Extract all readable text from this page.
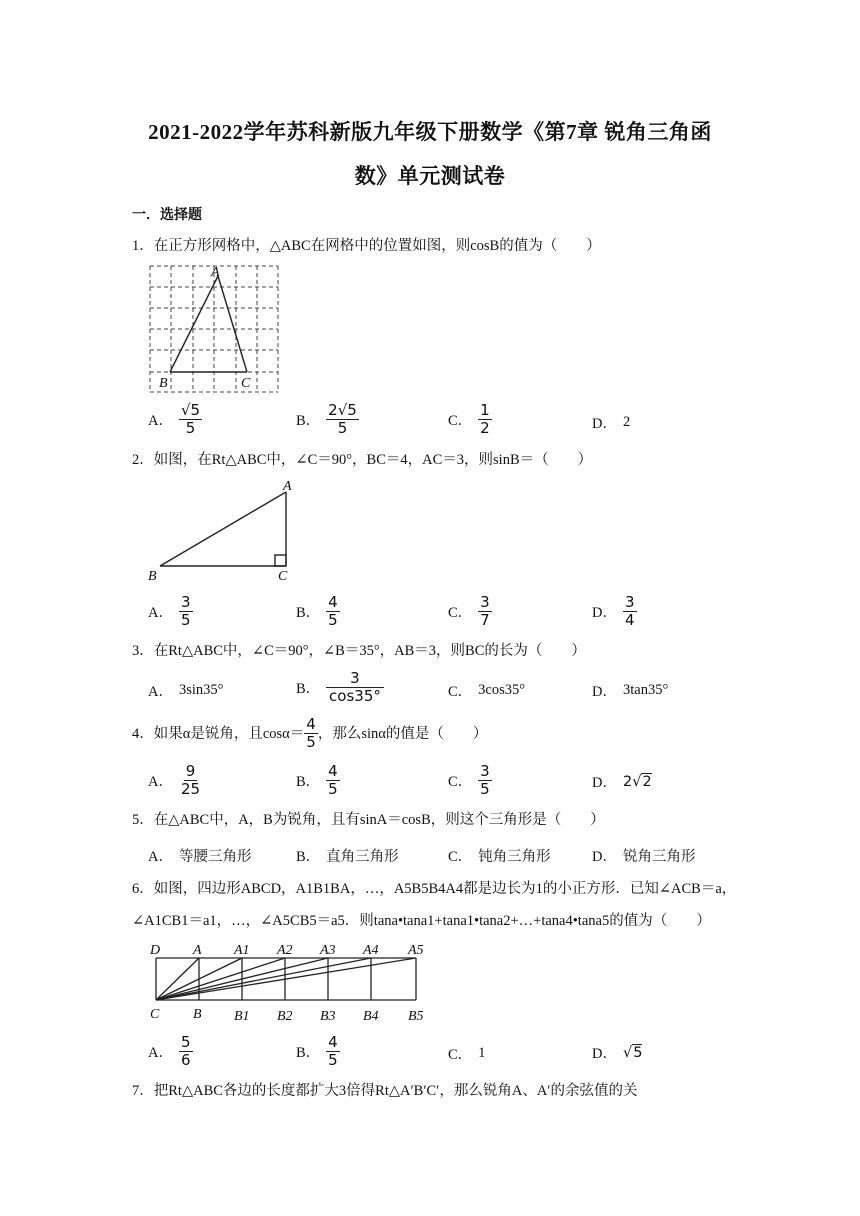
2021-2022学年苏科新版九年级下册数学《第7章 锐角三角函
数》单元测试卷
一．选择题
1．在正方形网格中，△ABC在网格中的位置如图，则cosB的值为（　　）
A
B	C
A． $\frac{√5}{5}$	B． $\frac{2√5}{5}$	C． $\frac{1}{2}$	D． 2
2．如图，在Rt△ABC中，∠C＝90°，BC＝4，AC＝3，则sinB＝（　　）
A
B	C
A． $\frac{3}{5}$	B． $\frac{4}{5}$	C． $\frac{3}{7}$	D． $\frac{3}{4}$
3．在Rt△ABC中，∠C＝90°，∠B＝35°，AB＝3，则BC的长为（　　）
A． 3sin35°	B． $\frac{3}{\cos 35^\circ}$	C． 3cos35°	D． 3tan35°
4．如果α是锐角，且$\cos\alpha= \frac{4}{5}$ ，那么sinα的值是（　　）
A． $\frac{9}{25}$	B． $\frac{4}{5}$	C． $\frac{3}{5}$	D． 2√2
5．在△ABC中，A，B为锐角，且有sinA＝cosB，则这个三角形是（　　）
A． 等腰三角形	B． 直角三角形	C． 钝角三角形	D． 锐角三角形
6．如图，四边形ABCD，A1B1BA，…，A5B5B4A4都是边长为1的小正方形．已知∠ACB＝a，
∠A1CB1＝a1，…，∠A5CB5＝a5．则tana•tana1+tana1•tana2+…+tana4•tana5的值为（　　）
D A A1 A2 A3 A4 A5
C B B1 B2 B3 B4 B5
A． $\frac{5}{6}$	B． $\frac{4}{5}$	C． 1	D． √5
7．把Rt△ABC各边的长度都扩大3倍得Rt△A′B′C′，那么锐角A、A′的余弦值的关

Task: All lines in the data that contain the word "frac" should be copied.

Written response:
A． $\frac{√5}{5}$	B． $\frac{2√5}{5}$	C． $\frac{1}{2}$	D． 2
A． $\frac{3}{5}$	B． $\frac{4}{5}$	C． $\frac{3}{7}$	D． $\frac{3}{4}$
A． 3sin35°	B． $\frac{3}{\cos 35^\circ}$	C． 3cos35°	D． 3tan35°
4．如果α是锐角，且$\cos\alpha= \frac{4}{5}$ ，那么sinα的值是（　　）
A． $\frac{9}{25}$	B． $\frac{4}{5}$	C． $\frac{3}{5}$	D． 2√2
A． $\frac{5}{6}$	B． $\frac{4}{5}$	C． 1	D． √5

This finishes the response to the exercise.